-- BEGIN GIVEN ENTRIES --

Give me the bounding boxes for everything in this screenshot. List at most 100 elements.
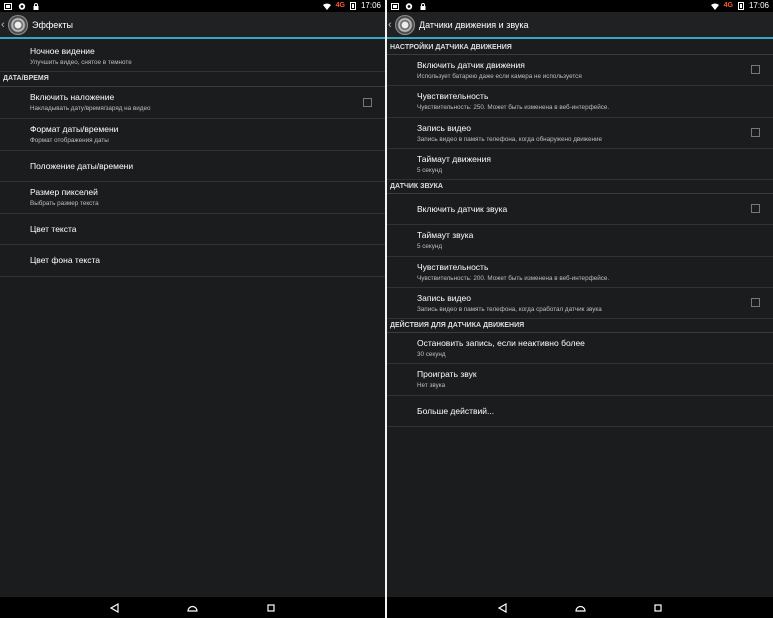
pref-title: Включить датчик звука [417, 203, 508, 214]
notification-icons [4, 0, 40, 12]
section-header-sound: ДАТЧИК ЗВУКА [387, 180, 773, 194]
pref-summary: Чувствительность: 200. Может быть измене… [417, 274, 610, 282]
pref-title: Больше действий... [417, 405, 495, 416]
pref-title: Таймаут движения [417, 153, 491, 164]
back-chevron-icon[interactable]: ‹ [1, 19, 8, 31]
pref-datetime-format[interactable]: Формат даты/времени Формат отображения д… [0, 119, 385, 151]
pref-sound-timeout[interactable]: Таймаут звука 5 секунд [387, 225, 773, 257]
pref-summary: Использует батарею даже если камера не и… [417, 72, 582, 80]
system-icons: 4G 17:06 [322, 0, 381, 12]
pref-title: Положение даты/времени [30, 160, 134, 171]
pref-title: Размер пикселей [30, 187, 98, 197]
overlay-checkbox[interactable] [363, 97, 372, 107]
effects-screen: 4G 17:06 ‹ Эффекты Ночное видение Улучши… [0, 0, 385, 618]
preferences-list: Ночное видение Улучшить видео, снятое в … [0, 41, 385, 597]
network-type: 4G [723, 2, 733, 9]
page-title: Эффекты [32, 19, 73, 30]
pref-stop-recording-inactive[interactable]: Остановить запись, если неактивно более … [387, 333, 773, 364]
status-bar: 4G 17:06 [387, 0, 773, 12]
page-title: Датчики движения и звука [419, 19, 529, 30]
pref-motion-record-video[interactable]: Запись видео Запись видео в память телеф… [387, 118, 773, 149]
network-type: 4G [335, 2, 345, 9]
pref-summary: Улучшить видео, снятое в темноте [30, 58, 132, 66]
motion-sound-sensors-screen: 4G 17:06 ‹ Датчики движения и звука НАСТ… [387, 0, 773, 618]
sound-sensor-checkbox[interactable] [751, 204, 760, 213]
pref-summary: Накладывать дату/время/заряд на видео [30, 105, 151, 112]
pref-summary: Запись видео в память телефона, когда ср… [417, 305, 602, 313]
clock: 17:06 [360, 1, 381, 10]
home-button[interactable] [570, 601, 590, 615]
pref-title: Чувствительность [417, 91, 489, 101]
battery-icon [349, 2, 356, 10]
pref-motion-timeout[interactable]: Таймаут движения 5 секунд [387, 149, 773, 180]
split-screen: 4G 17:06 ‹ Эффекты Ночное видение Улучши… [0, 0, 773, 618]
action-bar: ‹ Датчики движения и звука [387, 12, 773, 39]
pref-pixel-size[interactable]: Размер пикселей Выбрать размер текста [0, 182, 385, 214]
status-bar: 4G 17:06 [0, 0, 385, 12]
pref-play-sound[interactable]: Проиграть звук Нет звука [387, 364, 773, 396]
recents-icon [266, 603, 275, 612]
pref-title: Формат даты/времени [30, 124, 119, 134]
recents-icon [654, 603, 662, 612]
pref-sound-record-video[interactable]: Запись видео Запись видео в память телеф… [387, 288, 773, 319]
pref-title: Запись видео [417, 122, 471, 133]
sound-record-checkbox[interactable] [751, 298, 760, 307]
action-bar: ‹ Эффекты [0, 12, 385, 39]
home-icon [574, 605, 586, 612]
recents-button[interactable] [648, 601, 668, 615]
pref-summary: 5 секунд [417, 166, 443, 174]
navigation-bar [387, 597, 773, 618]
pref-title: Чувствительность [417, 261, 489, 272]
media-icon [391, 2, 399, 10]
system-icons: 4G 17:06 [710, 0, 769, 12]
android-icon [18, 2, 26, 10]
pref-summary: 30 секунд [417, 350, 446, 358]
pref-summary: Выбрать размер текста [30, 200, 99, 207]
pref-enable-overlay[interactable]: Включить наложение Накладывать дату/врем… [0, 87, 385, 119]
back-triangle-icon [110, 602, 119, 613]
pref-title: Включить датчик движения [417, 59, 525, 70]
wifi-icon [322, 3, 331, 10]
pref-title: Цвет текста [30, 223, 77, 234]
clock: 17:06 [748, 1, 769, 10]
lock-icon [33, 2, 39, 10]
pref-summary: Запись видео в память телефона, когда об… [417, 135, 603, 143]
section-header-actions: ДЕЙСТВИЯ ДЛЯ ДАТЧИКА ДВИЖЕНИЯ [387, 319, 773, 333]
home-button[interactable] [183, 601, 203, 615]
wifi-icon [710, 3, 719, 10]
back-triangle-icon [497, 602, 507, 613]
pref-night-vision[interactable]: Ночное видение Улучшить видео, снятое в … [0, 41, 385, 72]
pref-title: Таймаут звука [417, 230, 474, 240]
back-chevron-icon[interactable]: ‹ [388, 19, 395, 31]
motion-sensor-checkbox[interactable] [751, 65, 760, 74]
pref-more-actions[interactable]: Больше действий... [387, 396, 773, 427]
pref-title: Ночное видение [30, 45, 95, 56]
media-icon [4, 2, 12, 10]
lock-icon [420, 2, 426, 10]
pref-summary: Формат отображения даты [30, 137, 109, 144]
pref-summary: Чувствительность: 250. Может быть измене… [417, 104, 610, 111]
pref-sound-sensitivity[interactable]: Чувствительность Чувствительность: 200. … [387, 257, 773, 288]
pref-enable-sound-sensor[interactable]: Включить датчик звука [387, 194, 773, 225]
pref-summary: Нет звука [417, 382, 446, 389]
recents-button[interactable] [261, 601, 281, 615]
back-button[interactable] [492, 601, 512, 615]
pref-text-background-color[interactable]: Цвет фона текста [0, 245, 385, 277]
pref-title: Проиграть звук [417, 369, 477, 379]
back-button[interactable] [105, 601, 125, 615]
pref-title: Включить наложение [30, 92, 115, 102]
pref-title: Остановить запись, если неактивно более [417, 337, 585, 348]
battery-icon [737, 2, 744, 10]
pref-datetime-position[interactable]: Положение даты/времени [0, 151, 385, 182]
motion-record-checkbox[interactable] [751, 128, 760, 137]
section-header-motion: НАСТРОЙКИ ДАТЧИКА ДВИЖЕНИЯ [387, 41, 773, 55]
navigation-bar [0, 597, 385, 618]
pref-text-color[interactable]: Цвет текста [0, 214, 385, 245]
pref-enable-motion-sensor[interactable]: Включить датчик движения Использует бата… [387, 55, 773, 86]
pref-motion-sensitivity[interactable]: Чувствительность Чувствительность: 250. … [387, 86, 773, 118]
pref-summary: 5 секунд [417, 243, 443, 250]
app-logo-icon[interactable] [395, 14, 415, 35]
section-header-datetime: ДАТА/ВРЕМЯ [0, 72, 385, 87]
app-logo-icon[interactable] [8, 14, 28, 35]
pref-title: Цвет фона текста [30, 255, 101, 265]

-- END GIVEN ENTRIES --

# [SET TASK]
Find every line above that contains the word "Цвет", treating uppercase and lowercase as different, and copy each of those lines in full.

# [RESPONSE TO THE TASK]
pref-title: Цвет текста [30, 223, 77, 234]
pref-text-background-color[interactable]: Цвет фона текста [0, 245, 385, 277]
pref-text-color[interactable]: Цвет текста [0, 214, 385, 245]
pref-title: Цвет фона текста [30, 255, 101, 265]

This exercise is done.